╔══
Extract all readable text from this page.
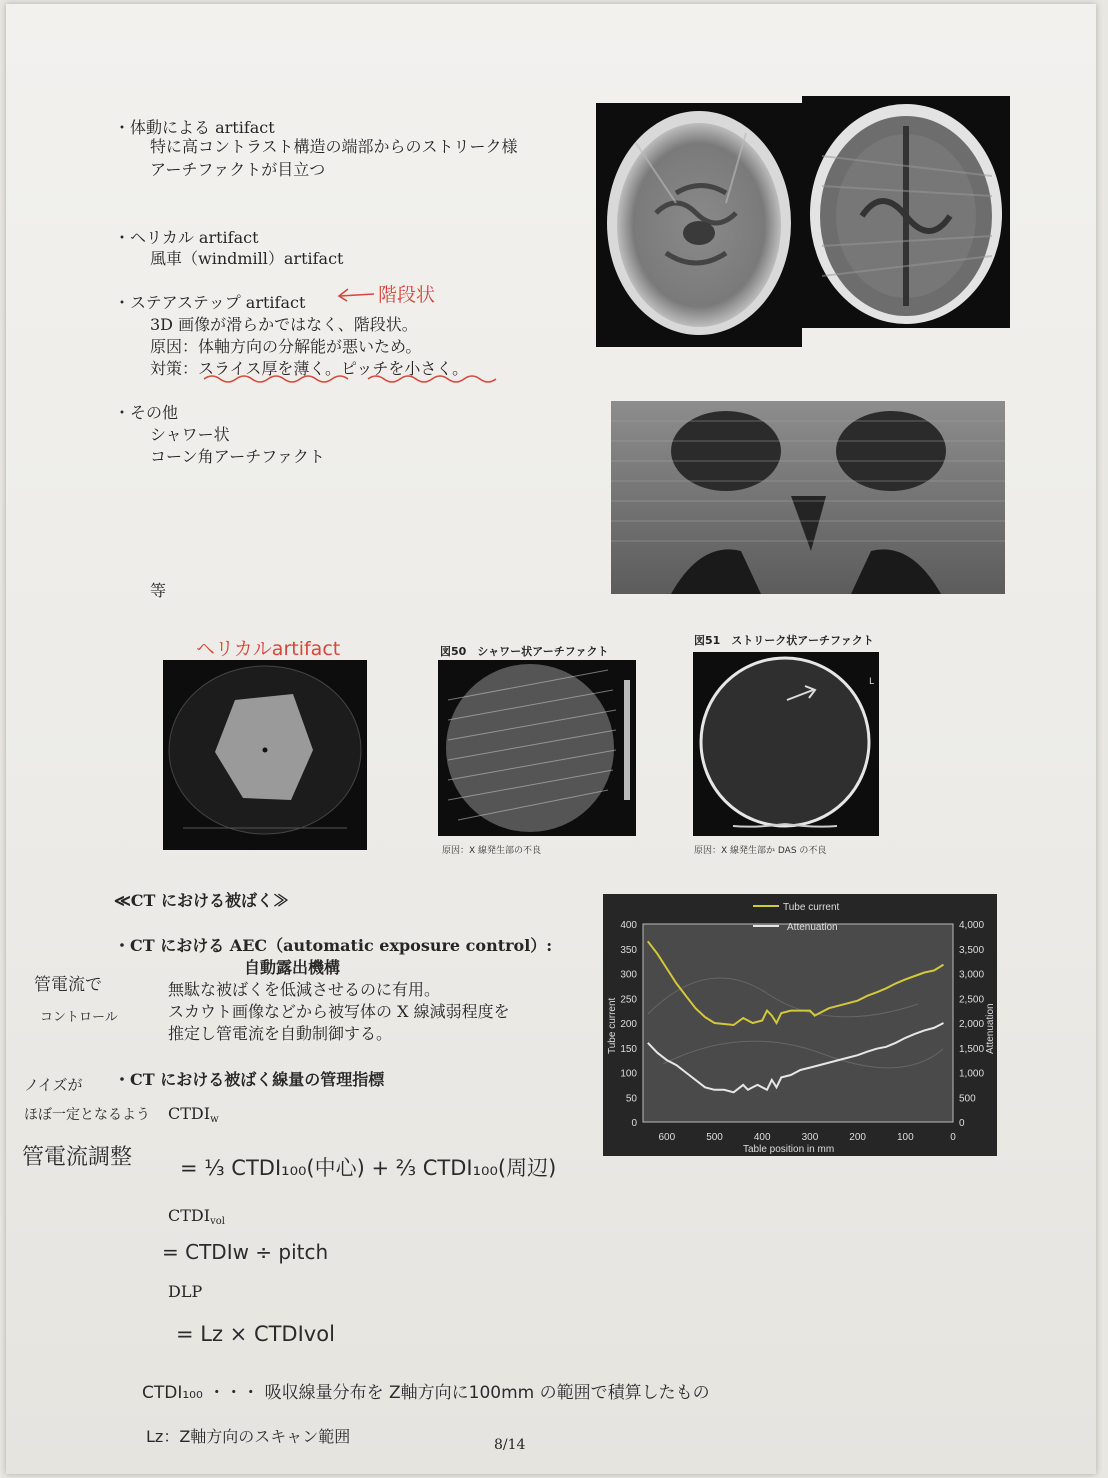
・体動による artifact
特に高コントラスト構造の端部からのストリーク様
アーチファクトが目立つ
・ヘリカル artifact
風車（windmill）artifact
・ステアステップ artifact	階段状
3D 画像が滑らかではなく、階段状。
原因：体軸方向の分解能が悪いため。
対策：スライス厚を薄く。ピッチを小さく。
・その他
シャワー状
コーン角アーチファクト
等
ヘリカルartifact	図50　シャワー状アーチファクト
原因：X 線発生部の不良
図51　ストリーク状アーチファクト
L
原因：X 線発生部か DAS の不良
≪CT における被ばく≫
・CT における AEC（automatic exposure control）:
自動露出機構
無駄な被ばくを低減させるのに有用。
スカウト画像などから被写体の X 線減弱程度を
推定し管電流を自動制御する。
管電流で
コントロール
・CT における被ばく線量の管理指標
ノイズが
ほぼ一定となるよう
管電流調整
$CTDI_w$
= ⅓ CTDI₁₀₀(中心) + ⅔ CTDI₁₀₀(周辺)
$CTDI_{vol}$
= CTDIw ÷ pitch
DLP
= Lz × CTDIvol
CTDI₁₀₀ ・・・ 吸収線量分布を Z軸方向に100mm の範囲で積算したもの
Lz：Z軸方向のスキャン範囲	8/14
Tube current
Attenuation
0
50
100
150
200
250
300
350
400
0
500
1,000
1,500
2,000
2,500
3,000
3,500
4,000
600	500	400	300	200	100	0
Tube current	Attenuation
Table position in mm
╚══
# [Task to complete]
Reproduce the entries exactly. Do not carry over any picture.

# [Solution for this exercise]
Extract all readable text from this page.
・体動による artifact
特に高コントラスト構造の端部からのストリーク様
アーチファクトが目立つ
・ヘリカル artifact
風車（windmill）artifact
・ステアステップ artifact	階段状
3D 画像が滑らかではなく、階段状。
原因：体軸方向の分解能が悪いため。
対策：スライス厚を薄く。ピッチを小さく。
・その他
シャワー状
コーン角アーチファクト
等
ヘリカルartifact	図50　シャワー状アーチファクト
原因：X 線発生部の不良
図51　ストリーク状アーチファクト
L
原因：X 線発生部か DAS の不良
≪CT における被ばく≫
・CT における AEC（automatic exposure control）:
自動露出機構
無駄な被ばくを低減させるのに有用。
スカウト画像などから被写体の X 線減弱程度を
推定し管電流を自動制御する。
管電流で
コントロール
・CT における被ばく線量の管理指標
ノイズが
ほぼ一定となるよう
管電流調整
$CTDI_w$
= ⅓ CTDI₁₀₀(中心) + ⅔ CTDI₁₀₀(周辺)
$CTDI_{vol}$
= CTDIw ÷ pitch
DLP
= Lz × CTDIvol
CTDI₁₀₀ ・・・ 吸収線量分布を Z軸方向に100mm の範囲で積算したもの
Lz：Z軸方向のスキャン範囲	8/14
Tube current
Attenuation
0
50
100
150
200
250
300
350
400
0
500
1,000
1,500
2,000
2,500
3,000
3,500
4,000
600	500	400	300	200	100	0
Tube current	Attenuation
Table position in mm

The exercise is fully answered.